Tarea: Transcribe del texto de origen, que aparece más abajo, el pasaje que comienza con las palabras que contienen "Metales Preciosos: La" y termina con "Atrévanse a recordar.".

Metales Preciosos: La guerra contra todos los puertorriqueños.

Este libro es brutal y sanguinario. Apesta a indignación y a desvergüenza. Suda trepidante por el terror y pánico de más de cien años de persecución despiadada, a veces oculta, pero siempre en nuestra cara. Ruge de rabia tremebunda por la impunidad de los asesinos de cuerpos, por los torturadores, pero más aún, por los que mataron las mentes. Que el gusano de Neruda sea adorado como un gran líder, adornando como un diosecito, altares, estatuas y edificios, es injurioso por demás. Que fuimos, somos y seremos sus cómplices, carece de perdón. Este libro es el vil recuento de cómo nos arrancaron los ojos, nos atiborraron la boca y nos amputaron los puños de protestar. Nos aplastaron el alma. Atrévanse a recordar.


sábado, 5 de noviembre de 2016

Airon Meiden - Parte I



Para el 1989, Wolf Marshall era uno de los ensayistas que más disfrutaba leer y a quien, desde entonces, he tratado de imitar impunemente en muchos de mis escritos. En una de sus columnas regulares titulada Music Appreciation, en la extinta revista Guitar for the Practicing Musician y con motivo del lanzamiento al mercado del disco The Seventh Son of a Seventh Son, el autor comenzaba diciendo:

“There is a mysterious importance to the number seven. Astronomer, mathematician and author of the thirteen volume Almagest, Claudius Ptolemy, credited the moon with governing the cycle of life and death on earth. The moon’s cycle? Seven days. There are seven colors to a prism, seven days to a week, seven internal organs, seven compartments to the human heart, seven musical notes – and now, Iron Maiden’s current release, The Seventh Son of a Seventh Son…” 
 Marshall, W. Music Appreciation. Guitar for the Practicing Musician. January 1989. Vol. 6, No. 3

Más allá de la misteriosa hipérbole y eludiendo cuestionar la exactitud de algunos de los postulados, Marshall muy bien evoca en su introducción el impacto que tuvo el fenómeno de Iron Maiden en la evolución de la música pesada en los años ochenta. Iron Maiden fue pionero en el desarrollo del lenguaje euro-metálico que sirvió de base para la expansión del género y que llegó a su pico de popularidad (no de desarrollo) a final de esa década. Primero, elevaron los requisitos técnicos para un músico en una banda. Ya no era suficiente verse enojado y abusar del alcohol y las drogas; había que poseer conocimiento y destreza por encima del promedio para atacar los desenfrenados ritmos y las complejas melodías. Aunque todos sus integrantes son considerados virtuosos y en el caso de Harris y Dickinson, tal vez lo mejor de lo mejor, el verdadero resplandor lo logran actuando en conjunto. Es sobre la tarima donde la doncella de hierro se forja como un instrumento atronador, preciso, que guía al espectador por los paisajes góticos de su música.

Registros guardados:

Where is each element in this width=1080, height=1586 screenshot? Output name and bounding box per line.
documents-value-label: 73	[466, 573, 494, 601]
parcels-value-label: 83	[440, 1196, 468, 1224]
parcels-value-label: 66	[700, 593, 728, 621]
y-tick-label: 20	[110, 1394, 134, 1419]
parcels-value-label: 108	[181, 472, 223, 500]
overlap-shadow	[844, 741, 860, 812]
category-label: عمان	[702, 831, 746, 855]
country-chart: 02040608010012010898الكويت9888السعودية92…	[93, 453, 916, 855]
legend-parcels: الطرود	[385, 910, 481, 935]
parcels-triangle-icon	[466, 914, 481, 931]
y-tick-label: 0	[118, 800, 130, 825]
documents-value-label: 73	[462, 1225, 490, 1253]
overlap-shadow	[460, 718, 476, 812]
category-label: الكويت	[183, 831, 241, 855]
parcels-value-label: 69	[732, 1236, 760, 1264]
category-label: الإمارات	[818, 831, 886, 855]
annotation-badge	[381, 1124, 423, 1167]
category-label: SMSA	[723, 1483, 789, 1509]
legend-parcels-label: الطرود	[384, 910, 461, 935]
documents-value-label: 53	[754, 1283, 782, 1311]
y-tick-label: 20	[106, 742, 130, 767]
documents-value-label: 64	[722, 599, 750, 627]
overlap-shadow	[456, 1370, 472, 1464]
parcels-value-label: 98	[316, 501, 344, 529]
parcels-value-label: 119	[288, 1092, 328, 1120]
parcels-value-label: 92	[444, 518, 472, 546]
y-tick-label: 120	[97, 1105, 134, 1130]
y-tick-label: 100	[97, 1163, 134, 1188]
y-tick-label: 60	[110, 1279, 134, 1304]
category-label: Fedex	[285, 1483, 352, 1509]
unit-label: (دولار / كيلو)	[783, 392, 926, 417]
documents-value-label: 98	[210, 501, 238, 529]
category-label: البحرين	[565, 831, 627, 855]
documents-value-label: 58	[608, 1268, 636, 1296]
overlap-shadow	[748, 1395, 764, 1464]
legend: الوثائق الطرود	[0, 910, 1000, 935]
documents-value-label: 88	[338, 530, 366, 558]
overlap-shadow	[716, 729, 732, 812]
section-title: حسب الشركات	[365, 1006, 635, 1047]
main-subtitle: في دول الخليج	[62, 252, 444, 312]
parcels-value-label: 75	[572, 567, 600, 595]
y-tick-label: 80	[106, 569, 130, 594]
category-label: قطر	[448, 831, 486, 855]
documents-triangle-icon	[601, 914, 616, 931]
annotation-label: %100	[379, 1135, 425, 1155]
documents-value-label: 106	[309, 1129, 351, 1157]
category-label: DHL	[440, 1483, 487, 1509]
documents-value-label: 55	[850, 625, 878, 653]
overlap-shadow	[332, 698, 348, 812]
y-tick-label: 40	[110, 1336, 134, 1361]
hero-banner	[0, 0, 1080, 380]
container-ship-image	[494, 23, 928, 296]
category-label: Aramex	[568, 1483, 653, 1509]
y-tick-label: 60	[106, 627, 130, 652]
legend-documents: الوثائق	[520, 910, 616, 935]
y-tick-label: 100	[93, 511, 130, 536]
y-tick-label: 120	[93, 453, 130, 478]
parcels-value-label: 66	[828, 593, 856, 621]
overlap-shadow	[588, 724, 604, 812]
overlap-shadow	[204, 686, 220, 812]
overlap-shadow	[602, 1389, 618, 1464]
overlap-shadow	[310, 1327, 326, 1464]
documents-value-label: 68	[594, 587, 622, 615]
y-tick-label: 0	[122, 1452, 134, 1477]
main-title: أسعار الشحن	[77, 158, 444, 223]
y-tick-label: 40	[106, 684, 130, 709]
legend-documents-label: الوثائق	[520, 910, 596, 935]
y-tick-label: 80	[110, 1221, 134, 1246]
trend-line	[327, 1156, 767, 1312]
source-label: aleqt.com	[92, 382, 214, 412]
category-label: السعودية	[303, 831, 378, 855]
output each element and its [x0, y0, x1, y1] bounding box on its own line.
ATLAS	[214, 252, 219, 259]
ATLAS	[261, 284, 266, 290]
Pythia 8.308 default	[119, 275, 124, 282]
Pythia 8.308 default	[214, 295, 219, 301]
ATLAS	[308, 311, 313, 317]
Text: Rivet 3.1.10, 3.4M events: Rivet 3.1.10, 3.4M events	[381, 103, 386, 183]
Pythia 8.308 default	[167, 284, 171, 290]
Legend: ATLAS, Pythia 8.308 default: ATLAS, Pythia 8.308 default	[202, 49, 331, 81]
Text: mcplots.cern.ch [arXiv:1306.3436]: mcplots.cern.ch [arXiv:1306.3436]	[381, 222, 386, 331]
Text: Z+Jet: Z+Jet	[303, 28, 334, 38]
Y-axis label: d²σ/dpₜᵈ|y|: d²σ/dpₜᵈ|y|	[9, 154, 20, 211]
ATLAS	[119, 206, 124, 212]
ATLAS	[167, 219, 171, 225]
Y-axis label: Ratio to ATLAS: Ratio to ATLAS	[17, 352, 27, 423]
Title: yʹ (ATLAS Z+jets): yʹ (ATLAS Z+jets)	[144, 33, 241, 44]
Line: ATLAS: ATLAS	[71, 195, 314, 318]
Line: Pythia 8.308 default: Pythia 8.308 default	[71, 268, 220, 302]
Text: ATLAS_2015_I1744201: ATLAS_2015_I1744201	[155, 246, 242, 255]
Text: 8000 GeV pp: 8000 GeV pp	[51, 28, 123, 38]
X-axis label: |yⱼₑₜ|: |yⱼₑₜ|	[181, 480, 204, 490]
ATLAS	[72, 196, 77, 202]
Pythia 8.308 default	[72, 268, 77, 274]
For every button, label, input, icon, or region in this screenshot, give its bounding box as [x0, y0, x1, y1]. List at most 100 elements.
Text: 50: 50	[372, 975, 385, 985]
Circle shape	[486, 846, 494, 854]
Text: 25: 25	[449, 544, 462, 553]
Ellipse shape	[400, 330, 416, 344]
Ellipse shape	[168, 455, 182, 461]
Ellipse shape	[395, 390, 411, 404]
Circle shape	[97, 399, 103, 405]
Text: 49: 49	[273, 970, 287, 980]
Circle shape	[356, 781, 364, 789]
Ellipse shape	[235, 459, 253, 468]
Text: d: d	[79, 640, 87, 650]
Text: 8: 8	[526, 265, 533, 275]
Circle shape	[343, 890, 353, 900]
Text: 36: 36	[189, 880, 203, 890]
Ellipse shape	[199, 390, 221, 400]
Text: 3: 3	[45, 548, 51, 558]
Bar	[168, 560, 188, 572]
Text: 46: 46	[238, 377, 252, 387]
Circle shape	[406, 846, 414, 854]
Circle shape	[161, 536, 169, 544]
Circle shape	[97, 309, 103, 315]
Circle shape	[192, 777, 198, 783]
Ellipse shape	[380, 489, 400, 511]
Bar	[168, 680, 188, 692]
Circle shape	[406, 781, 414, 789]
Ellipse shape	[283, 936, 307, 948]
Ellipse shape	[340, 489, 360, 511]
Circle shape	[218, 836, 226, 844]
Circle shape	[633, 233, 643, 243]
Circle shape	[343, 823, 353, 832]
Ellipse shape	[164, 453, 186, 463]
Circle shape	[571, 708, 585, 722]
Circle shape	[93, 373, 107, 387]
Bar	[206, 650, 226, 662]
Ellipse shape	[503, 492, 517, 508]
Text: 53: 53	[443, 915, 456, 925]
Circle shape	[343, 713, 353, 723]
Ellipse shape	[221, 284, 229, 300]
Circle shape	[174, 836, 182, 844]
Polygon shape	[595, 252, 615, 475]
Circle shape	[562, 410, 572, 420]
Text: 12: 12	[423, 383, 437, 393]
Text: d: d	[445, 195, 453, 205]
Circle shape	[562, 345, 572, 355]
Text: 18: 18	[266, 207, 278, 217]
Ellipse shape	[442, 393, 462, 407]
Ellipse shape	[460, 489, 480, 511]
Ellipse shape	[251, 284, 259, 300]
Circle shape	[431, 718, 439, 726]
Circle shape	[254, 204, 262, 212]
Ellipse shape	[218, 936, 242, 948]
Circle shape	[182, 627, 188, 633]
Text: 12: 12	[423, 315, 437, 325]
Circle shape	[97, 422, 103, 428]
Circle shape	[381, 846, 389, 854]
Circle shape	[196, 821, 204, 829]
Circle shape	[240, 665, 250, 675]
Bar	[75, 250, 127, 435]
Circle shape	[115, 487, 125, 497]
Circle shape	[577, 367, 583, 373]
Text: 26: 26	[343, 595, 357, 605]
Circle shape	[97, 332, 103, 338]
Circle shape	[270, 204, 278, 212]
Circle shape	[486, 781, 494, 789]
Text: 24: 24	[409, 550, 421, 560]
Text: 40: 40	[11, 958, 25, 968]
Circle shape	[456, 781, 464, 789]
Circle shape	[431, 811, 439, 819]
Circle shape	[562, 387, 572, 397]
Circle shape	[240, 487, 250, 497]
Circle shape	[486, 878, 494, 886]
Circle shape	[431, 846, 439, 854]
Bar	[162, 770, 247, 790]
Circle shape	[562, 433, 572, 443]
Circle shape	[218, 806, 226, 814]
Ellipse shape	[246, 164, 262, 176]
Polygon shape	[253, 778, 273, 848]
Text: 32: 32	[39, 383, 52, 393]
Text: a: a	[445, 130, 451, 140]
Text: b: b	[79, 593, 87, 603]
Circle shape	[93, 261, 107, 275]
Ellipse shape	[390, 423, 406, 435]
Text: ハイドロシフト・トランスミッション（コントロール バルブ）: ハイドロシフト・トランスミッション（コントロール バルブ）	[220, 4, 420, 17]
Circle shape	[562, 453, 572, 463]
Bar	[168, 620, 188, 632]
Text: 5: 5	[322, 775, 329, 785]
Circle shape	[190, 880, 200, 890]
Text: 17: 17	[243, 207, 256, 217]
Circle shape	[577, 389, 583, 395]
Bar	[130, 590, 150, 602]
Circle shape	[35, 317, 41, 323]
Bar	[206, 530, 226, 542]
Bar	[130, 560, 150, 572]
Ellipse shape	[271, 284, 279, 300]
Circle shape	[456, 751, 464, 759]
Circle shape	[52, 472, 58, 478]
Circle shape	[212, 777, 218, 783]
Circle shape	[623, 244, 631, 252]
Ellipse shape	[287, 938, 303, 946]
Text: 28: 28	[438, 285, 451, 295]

Respuesta final:
Metales Preciosos: La guerra contra todos los puertorriqueños.

Este libro es brutal y sanguinario. Apesta a indignación y a desvergüenza. Suda trepidante por el terror y pánico de más de cien años de persecución despiadada, a veces oculta, pero siempre en nuestra cara. Ruge de rabia tremebunda por la impunidad de los asesinos de cuerpos, por los torturadores, pero más aún, por los que mataron las mentes. Que el gusano de Neruda sea adorado como un gran líder, adornando como un diosecito, altares, estatuas y edificios, es injurioso por demás. Que fuimos, somos y seremos sus cómplices, carece de perdón. Este libro es el vil recuento de cómo nos arrancaron los ojos, nos atiborraron la boca y nos amputaron los puños de protestar. Nos aplastaron el alma. Atrévanse a recordar.